## Short task
Among the entries, which lines carry the string "your"? Copy each of them.

[The records start]

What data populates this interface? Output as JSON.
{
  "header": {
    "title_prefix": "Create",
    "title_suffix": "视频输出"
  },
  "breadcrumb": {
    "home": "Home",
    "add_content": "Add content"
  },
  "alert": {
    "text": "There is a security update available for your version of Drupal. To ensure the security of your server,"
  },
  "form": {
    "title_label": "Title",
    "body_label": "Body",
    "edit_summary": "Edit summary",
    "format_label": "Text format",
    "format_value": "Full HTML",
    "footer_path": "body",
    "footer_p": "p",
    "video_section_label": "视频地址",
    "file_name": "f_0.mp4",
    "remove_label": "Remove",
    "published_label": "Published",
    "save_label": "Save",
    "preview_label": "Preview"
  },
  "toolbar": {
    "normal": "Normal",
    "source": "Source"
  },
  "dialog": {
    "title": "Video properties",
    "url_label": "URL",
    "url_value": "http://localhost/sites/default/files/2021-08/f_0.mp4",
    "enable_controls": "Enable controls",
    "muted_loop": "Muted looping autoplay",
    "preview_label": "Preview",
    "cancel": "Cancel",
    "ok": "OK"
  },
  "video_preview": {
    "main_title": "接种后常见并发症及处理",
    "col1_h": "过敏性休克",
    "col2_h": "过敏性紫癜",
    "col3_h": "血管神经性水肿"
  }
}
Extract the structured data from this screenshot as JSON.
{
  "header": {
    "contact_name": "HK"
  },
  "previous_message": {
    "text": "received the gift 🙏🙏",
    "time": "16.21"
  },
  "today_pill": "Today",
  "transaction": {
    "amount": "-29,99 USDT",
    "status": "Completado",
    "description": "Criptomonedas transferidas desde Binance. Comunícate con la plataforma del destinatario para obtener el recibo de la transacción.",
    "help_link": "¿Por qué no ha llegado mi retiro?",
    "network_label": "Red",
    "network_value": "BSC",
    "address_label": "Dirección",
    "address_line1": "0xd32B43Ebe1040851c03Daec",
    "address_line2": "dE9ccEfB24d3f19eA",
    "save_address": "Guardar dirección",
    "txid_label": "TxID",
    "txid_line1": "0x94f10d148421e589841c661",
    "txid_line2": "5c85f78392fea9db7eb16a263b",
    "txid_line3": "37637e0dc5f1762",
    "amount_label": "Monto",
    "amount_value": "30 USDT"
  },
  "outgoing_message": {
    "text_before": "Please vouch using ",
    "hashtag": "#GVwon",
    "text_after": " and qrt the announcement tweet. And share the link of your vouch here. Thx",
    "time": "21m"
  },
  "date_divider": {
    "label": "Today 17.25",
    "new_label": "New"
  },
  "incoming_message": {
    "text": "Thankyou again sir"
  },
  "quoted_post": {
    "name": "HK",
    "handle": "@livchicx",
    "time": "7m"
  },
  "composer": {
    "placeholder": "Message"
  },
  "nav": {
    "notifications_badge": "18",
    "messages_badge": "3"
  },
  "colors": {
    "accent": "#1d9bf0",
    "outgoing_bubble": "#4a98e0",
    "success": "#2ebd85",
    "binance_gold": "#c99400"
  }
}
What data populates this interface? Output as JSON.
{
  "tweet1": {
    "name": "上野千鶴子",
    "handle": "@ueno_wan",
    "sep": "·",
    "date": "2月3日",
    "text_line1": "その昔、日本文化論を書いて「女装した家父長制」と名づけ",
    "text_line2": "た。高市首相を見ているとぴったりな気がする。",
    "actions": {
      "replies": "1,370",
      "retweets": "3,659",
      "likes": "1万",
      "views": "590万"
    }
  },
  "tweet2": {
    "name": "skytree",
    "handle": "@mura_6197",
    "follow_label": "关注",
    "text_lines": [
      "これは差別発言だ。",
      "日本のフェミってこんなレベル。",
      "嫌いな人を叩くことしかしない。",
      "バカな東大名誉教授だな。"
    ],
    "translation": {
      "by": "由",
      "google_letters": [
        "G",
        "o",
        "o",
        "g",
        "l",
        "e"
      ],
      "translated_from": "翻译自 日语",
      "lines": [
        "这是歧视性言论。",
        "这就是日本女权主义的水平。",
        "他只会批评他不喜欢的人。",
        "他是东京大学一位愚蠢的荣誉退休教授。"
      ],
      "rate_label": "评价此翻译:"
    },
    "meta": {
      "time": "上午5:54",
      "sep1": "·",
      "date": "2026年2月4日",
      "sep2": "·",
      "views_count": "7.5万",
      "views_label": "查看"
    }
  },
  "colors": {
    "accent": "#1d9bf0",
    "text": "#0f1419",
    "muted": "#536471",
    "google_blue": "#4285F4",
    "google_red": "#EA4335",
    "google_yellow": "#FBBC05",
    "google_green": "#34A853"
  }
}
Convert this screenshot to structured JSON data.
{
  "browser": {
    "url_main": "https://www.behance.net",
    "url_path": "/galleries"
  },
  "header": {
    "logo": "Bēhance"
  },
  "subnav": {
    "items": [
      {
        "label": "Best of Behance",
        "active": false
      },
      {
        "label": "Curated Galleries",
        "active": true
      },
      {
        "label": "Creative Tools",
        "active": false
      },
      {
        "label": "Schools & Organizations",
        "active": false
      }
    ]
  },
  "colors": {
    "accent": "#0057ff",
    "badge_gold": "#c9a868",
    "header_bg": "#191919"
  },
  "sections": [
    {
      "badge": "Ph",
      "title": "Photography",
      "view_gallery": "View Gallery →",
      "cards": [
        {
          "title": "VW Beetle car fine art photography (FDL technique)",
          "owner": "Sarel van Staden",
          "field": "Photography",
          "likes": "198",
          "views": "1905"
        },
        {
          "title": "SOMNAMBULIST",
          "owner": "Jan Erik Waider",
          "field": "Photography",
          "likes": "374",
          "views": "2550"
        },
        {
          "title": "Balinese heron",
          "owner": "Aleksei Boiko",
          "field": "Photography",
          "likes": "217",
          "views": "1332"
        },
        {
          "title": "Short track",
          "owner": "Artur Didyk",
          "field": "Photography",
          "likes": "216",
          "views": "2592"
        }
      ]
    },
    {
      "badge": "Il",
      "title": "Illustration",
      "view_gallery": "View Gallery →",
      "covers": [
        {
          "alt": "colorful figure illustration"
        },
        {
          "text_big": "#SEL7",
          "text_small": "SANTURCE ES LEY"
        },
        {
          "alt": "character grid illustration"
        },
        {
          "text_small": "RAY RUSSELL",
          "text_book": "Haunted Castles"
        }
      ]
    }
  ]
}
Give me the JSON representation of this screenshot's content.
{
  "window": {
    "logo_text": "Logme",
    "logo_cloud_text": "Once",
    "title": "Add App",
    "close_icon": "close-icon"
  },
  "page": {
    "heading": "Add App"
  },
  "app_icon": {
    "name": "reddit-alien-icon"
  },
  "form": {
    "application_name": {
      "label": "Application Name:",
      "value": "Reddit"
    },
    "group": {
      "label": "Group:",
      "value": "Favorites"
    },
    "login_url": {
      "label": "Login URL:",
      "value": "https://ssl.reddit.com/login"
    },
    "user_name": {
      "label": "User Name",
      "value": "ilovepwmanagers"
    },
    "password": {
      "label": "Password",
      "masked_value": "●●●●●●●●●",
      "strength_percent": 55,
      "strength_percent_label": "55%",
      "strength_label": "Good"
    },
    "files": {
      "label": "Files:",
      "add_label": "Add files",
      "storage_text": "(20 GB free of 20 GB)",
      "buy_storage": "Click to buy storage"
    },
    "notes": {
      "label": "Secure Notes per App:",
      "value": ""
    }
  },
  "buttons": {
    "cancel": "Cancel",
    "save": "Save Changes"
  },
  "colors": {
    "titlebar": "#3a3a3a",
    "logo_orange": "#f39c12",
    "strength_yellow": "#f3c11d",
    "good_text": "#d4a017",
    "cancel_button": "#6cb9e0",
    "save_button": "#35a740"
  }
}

[The records end]

## Response
    "text": "There is a security update available for your version of Drupal. To ensure the security of your server,"
    "text_after": " and qrt the announcement tweet. And share the link of your vouch here. Thx",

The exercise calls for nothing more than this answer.